:: What is needed ::
All of the lines below are to be printed again exactly; images are excluded from the output.
## Start Input records
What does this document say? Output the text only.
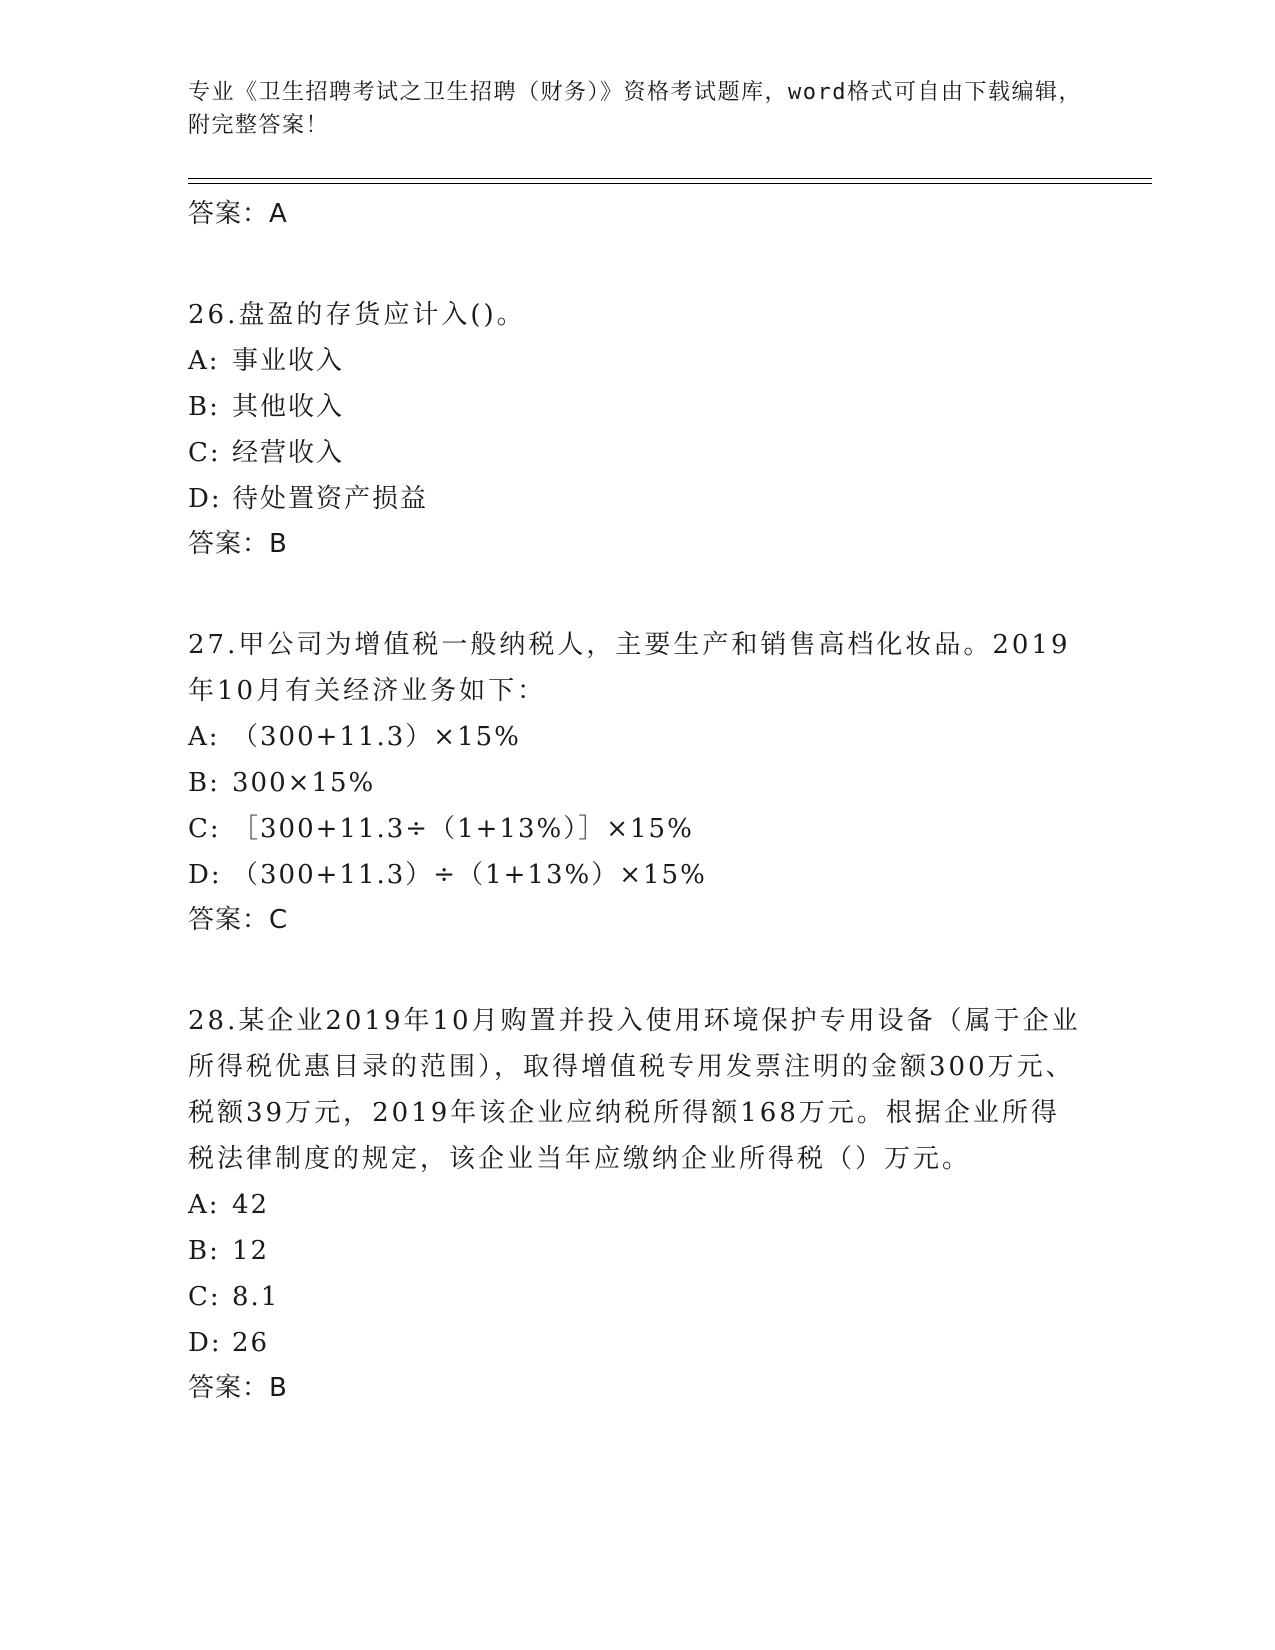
专业《卫生招聘考试之卫生招聘（财务）》资格考试题库，word格式可自由下载编辑，附完整答案！
答案：A
26.盘盈的存货应计入()。
A: 事业收入
B: 其他收入
C: 经营收入
D: 待处置资产损益
答案：B
27.甲公司为增值税一般纳税人，主要生产和销售高档化妆品。2019年10月有关经济业务如下：
A: （300+11.3）×15%
B: 300×15%
C: ［300+11.3÷（1+13%）］×15%
D: （300+11.3）÷（1+13%）×15%
答案：C
28.某企业2019年10月购置并投入使用环境保护专用设备（属于企业所得税优惠目录的范围），取得增值税专用发票注明的金额300万元、税额39万元，2019年该企业应纳税所得额168万元。根据企业所得税法律制度的规定，该企业当年应缴纳企业所得税（）万元。
A: 42
B: 12
C: 8.1
D: 26
答案：B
## End Input records
:: Expected output ::
What does this document say? Output the text only.
专业《卫生招聘考试之卫生招聘（财务）》资格考试题库，word格式可自由下载编辑，附完整答案！
答案：A
26.盘盈的存货应计入()。
A: 事业收入
B: 其他收入
C: 经营收入
D: 待处置资产损益
答案：B
27.甲公司为增值税一般纳税人，主要生产和销售高档化妆品。2019年10月有关经济业务如下：
A: （300+11.3）×15%
B: 300×15%
C: ［300+11.3÷（1+13%）］×15%
D: （300+11.3）÷（1+13%）×15%
答案：C
28.某企业2019年10月购置并投入使用环境保护专用设备（属于企业所得税优惠目录的范围），取得增值税专用发票注明的金额300万元、税额39万元，2019年该企业应纳税所得额168万元。根据企业所得税法律制度的规定，该企业当年应缴纳企业所得税（）万元。
A: 42
B: 12
C: 8.1
D: 26
答案：B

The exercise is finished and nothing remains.